(Stored entries)
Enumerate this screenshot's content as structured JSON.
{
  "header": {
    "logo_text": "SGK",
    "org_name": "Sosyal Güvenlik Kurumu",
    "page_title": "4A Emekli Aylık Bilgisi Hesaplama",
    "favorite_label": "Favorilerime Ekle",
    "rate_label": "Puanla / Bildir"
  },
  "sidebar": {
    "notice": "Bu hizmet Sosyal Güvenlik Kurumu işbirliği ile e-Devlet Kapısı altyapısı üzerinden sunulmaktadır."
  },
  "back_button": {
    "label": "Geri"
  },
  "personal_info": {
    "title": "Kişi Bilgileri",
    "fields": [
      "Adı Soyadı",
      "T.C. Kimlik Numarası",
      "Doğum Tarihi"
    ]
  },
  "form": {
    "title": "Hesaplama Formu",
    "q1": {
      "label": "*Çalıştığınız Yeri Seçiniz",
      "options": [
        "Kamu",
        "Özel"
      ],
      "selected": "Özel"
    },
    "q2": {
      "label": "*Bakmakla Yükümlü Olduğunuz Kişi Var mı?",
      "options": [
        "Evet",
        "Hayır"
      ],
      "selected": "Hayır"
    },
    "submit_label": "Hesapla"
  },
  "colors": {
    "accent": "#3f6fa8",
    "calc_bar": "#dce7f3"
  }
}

* * *

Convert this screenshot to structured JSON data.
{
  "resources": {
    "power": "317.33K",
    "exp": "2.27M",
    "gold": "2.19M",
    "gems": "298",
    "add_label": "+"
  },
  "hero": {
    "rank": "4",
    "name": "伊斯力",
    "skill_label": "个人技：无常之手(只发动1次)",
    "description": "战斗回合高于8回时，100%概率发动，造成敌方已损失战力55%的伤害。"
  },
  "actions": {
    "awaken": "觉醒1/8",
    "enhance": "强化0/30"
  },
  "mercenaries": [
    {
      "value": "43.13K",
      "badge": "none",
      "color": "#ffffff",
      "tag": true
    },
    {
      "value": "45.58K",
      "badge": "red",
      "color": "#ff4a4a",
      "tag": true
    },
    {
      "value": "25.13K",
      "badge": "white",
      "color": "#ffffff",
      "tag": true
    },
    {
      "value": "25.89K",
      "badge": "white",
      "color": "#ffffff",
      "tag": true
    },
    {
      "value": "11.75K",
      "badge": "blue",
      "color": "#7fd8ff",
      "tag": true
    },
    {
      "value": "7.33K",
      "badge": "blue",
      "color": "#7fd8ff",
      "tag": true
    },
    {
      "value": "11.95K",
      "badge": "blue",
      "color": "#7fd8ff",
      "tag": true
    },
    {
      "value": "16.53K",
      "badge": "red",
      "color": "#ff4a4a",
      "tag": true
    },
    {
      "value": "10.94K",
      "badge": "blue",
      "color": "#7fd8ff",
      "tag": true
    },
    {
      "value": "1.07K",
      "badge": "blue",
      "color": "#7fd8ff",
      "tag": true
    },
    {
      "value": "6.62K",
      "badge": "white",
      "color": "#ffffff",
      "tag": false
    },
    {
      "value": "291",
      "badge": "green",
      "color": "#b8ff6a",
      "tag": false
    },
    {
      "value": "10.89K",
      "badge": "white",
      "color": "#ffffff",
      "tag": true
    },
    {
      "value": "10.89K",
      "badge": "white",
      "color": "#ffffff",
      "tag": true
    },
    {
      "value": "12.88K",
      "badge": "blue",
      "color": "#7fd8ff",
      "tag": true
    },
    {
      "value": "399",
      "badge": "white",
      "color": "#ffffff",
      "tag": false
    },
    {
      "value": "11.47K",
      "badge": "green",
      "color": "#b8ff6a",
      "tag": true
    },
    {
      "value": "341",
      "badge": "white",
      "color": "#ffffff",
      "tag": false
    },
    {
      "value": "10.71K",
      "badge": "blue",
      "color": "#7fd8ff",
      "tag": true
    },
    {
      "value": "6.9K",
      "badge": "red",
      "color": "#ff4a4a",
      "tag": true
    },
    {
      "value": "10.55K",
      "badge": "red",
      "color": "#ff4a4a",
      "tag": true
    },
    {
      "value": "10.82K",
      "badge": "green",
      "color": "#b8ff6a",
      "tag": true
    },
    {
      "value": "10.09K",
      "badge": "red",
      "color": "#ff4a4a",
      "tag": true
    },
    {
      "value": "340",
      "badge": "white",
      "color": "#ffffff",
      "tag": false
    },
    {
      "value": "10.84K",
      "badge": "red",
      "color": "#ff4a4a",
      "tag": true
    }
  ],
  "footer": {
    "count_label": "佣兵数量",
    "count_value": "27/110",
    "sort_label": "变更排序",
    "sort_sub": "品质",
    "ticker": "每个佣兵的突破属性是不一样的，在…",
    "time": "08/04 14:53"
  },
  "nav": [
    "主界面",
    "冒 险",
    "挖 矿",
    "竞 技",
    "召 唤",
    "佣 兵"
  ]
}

Problem statement
In the listing above, find the lines holding the word "screenshot" and copy them.

Finished task
Enumerate this screenshot's content as structured JSON.
Convert this screenshot to structured JSON data.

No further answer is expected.